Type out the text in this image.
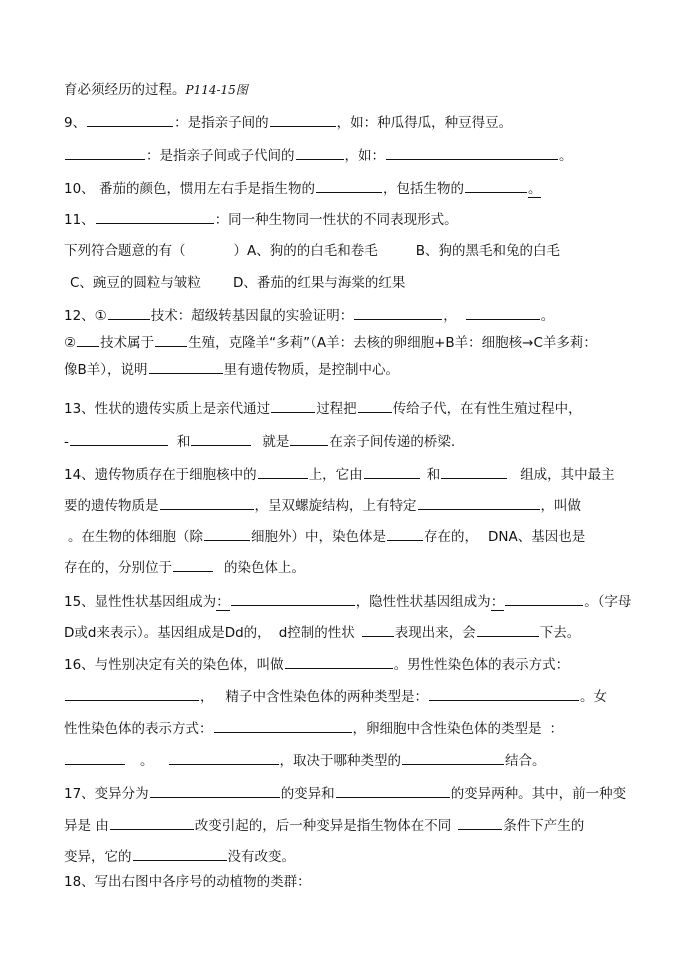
育必须经历的过程。P114-15图
9、	：是指亲子间的	，如：种瓜得瓜，种豆得豆。
：是指亲子间或子代间的	，如：	。
10、 番茄的颜色，惯用左右手是指生物的	，包括生物的	。
11、	：同一种生物同一性状的不同表现形式。
下列符合题意的有（	）A、狗的的白毛和卷毛	B、狗的黑毛和兔的白毛
C、豌豆的圆粒与皱粒 D、番茄的红果与海棠的红果
12、①	技术：超级转基因鼠的实验证明：	，	。
② 技术属于	生殖，克隆羊“多莉”（A羊：去核的卵细胞+B羊：细胞核→C羊多莉：
像B羊），说明	里有遗传物质，是控制中心。
13、性状的遗传实质上是亲代通过	过程把	传给子代，在有性生殖过程中，
-	和	就是	在亲子间传递的桥梁.
14、遗传物质存在于细胞核中的	上，它由	和	组成，其中最主
要的遗传物质是	，呈双螺旋结构，上有特定	，叫做
。在生物的体细胞（除	细胞外）中，染色体是	存在的， DNA、基因也是
存在的，分别位于	的染色体上。
15、显性性状基因组成为：	，隐性性状基因组成为：	。（字母
D或d来表示）。基因组成是Dd的， d控制的性状	表现出来，会	下去。
16、与性别决定有关的染色体，叫做	。男性性染色体的表示方式：
， 精子中含性染色体的两种类型是：	。女
性性染色体的表示方式：	，卵细胞中含性染色体的类型是 ：
。	，取决于哪种类型的	结合。
17、变异分为	的变异和	的变异两种。其中，前一种变
异是 由	改变引起的，后一种变异是指生物体在不同	条件下产生的
变异，它的	没有改变。
18、写出右图中各序号的动植物的类群：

════

EXERCISE OBJECTIVE →
Transcribe the full listing above exactly as it stands, minus the pictures.

TASK RESPONSE →
Type out the text in this image.
育必须经历的过程。P114-15图
9、	：是指亲子间的	，如：种瓜得瓜，种豆得豆。
：是指亲子间或子代间的	，如：	。
10、 番茄的颜色，惯用左右手是指生物的	，包括生物的	。
11、	：同一种生物同一性状的不同表现形式。
下列符合题意的有（	）A、狗的的白毛和卷毛	B、狗的黑毛和兔的白毛
C、豌豆的圆粒与皱粒 D、番茄的红果与海棠的红果
12、①	技术：超级转基因鼠的实验证明：	，	。
② 技术属于	生殖，克隆羊“多莉”（A羊：去核的卵细胞+B羊：细胞核→C羊多莉：
像B羊），说明	里有遗传物质，是控制中心。
13、性状的遗传实质上是亲代通过	过程把	传给子代，在有性生殖过程中，
-	和	就是	在亲子间传递的桥梁.
14、遗传物质存在于细胞核中的	上，它由	和	组成，其中最主
要的遗传物质是	，呈双螺旋结构，上有特定	，叫做
。在生物的体细胞（除	细胞外）中，染色体是	存在的， DNA、基因也是
存在的，分别位于	的染色体上。
15、显性性状基因组成为：	，隐性性状基因组成为：	。（字母
D或d来表示）。基因组成是Dd的， d控制的性状	表现出来，会	下去。
16、与性别决定有关的染色体，叫做	。男性性染色体的表示方式：
， 精子中含性染色体的两种类型是：	。女
性性染色体的表示方式：	，卵细胞中含性染色体的类型是 ：
。	，取决于哪种类型的	结合。
17、变异分为	的变异和	的变异两种。其中，前一种变
异是 由	改变引起的，后一种变异是指生物体在不同	条件下产生的
变异，它的	没有改变。
18、写出右图中各序号的动植物的类群：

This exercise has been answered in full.